Task objective:
Reproduce the forum thread below about firing Vic Gundotra word for word, in full.

Passage for review:
Fire Vic Gundotra - hartator
http://hartator.wordpress.com/2014/03/03/fire-vic-gundotra/
======
selmnoo
As bad as Google+ may be, it is still a thousand times better than Facebook
and all that Facebook represents. Purely as a social networking site, Google+
in my experiences is much better... it's just that Facebook won in numbers
because of network effects + first mover benefit. And I guess I'm one of the
few who's been okay with G+ integration? If you don't like it just ignore it,
don't go on it.

This little 'fire Vic' piece is silly and immature.

------
yukichan
You can just not use Google+. I like hangouts for what it's worth. I like that
you can plugin stuff into it (basically an iframe).

The YouTube change is really sad though. YouTube is stellar in some many ways,
but the Google+ integration is definitely a black mark. I'm sorry there are so
many trolls on YouTube comments, but I don't want my public activity on
YouTube to be visible with my real name. I've since stopped participating in
comments, sharing, and uploading, even though I want to participate more. I
want to upload game videos I've recorded, but I don't want to do it using my
real name and API integration with Google+ pages and Google+ names like on
twitch is broken. I still consume content on YouTube, but besides watching I
hardly do anything anymore. I don't want a comment I made on a YouTube video
to be searchable 20 years from now by someone who uses my real name (an easily
searchable name).

Extracted material:

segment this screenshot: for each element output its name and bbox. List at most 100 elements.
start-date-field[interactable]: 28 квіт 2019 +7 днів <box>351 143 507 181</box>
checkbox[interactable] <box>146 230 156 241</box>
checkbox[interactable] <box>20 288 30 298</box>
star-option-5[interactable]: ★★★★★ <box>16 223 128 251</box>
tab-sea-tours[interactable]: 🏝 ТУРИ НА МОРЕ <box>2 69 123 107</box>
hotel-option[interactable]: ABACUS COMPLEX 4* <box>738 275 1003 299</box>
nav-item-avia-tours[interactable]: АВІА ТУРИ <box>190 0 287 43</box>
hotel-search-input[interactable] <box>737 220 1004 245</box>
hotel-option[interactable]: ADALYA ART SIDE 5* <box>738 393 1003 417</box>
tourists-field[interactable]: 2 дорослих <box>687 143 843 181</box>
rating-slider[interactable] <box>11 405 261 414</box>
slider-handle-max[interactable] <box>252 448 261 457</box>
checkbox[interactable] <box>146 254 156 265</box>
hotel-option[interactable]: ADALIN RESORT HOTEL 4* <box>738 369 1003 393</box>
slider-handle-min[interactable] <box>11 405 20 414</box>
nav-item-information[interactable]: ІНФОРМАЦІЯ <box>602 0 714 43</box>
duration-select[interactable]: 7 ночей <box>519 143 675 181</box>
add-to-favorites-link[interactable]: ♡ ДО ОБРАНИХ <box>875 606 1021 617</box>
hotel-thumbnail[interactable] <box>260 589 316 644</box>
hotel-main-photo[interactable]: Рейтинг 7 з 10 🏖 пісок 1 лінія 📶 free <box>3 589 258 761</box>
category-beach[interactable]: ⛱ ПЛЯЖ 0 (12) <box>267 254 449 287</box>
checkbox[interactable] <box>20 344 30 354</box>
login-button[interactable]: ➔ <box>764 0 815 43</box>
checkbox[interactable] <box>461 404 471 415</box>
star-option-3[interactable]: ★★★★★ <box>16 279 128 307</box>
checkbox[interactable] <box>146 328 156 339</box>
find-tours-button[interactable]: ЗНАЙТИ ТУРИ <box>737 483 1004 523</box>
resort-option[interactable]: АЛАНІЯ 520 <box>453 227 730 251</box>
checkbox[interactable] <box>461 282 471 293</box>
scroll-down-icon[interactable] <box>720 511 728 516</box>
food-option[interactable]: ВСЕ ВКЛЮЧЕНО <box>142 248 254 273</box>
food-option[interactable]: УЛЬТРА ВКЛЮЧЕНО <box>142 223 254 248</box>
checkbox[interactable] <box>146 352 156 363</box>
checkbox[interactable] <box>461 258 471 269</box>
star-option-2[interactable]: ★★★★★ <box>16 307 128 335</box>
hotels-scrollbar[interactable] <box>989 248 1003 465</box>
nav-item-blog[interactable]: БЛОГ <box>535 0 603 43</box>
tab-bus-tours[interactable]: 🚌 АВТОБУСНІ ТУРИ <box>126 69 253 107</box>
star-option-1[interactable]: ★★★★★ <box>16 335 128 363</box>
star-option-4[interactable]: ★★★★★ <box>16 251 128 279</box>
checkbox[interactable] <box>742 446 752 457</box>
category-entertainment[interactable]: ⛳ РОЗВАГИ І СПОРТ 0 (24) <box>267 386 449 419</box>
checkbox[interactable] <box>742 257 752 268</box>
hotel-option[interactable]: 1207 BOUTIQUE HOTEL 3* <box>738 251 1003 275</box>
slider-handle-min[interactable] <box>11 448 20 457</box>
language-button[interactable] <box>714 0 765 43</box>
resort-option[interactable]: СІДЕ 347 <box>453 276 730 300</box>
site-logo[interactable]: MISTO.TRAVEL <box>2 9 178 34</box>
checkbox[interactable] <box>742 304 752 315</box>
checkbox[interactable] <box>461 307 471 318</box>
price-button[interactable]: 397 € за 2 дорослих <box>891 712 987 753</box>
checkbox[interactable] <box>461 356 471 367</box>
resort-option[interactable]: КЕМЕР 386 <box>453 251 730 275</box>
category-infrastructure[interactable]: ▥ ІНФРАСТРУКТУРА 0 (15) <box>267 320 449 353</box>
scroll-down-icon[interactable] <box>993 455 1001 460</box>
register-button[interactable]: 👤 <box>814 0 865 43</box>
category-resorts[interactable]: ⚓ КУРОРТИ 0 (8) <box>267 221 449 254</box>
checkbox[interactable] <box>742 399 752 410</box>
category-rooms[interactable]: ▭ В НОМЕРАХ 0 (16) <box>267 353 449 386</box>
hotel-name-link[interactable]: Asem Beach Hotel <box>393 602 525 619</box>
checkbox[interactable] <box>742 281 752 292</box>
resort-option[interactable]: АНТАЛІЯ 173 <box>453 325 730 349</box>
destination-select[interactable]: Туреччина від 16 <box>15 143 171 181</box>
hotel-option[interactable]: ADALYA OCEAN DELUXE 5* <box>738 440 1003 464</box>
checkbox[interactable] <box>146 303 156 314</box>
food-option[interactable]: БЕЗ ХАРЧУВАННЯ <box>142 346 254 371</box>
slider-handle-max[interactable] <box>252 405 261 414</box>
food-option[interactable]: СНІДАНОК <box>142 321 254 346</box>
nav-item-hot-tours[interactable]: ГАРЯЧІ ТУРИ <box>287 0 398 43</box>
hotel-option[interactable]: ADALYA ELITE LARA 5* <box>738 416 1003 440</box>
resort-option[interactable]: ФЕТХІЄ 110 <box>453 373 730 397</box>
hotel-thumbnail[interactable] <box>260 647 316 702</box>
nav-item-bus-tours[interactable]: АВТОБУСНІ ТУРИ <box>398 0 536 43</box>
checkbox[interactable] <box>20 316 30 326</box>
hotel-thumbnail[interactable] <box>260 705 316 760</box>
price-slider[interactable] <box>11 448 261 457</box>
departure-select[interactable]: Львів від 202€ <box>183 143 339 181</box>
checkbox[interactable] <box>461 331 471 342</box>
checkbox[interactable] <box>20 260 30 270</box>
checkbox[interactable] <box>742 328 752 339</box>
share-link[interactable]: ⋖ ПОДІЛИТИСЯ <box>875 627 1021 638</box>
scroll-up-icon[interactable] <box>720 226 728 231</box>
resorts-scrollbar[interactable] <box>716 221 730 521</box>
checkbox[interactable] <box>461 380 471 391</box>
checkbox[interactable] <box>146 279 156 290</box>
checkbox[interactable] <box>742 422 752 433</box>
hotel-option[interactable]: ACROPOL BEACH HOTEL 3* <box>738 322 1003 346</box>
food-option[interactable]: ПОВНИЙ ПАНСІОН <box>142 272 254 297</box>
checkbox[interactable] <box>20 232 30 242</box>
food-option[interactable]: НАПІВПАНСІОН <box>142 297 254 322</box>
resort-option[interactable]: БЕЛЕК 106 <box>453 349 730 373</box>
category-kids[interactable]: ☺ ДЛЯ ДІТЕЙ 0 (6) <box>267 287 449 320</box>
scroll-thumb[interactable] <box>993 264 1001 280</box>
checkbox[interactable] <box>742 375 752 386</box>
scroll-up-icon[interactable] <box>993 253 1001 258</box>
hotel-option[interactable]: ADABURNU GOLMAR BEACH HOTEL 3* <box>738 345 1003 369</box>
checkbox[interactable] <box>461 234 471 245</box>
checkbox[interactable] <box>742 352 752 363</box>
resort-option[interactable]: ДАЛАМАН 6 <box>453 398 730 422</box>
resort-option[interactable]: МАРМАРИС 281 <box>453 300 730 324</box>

Exercise output:
Fire Vic Gundotra - hartator
http://hartator.wordpress.com/2014/03/03/fire-vic-gundotra/
======
selmnoo
As bad as Google+ may be, it is still a thousand times better than Facebook
and all that Facebook represents. Purely as a social networking site, Google+
in my experiences is much better... it's just that Facebook won in numbers
because of network effects + first mover benefit. And I guess I'm one of the
few who's been okay with G+ integration? If you don't like it just ignore it,
don't go on it.

This little 'fire Vic' piece is silly and immature.

------
yukichan
You can just not use Google+. I like hangouts for what it's worth. I like that
you can plugin stuff into it (basically an iframe).

The YouTube change is really sad though. YouTube is stellar in some many ways,
but the Google+ integration is definitely a black mark. I'm sorry there are so
many trolls on YouTube comments, but I don't want my public activity on
YouTube to be visible with my real name. I've since stopped participating in
comments, sharing, and uploading, even though I want to participate more. I
want to upload game videos I've recorded, but I don't want to do it using my
real name and API integration with Google+ pages and Google+ names like on
twitch is broken. I still consume content on YouTube, but besides watching I
hardly do anything anymore. I don't want a comment I made on a YouTube video
to be searchable 20 years from now by someone who uses my real name (an easily
searchable name).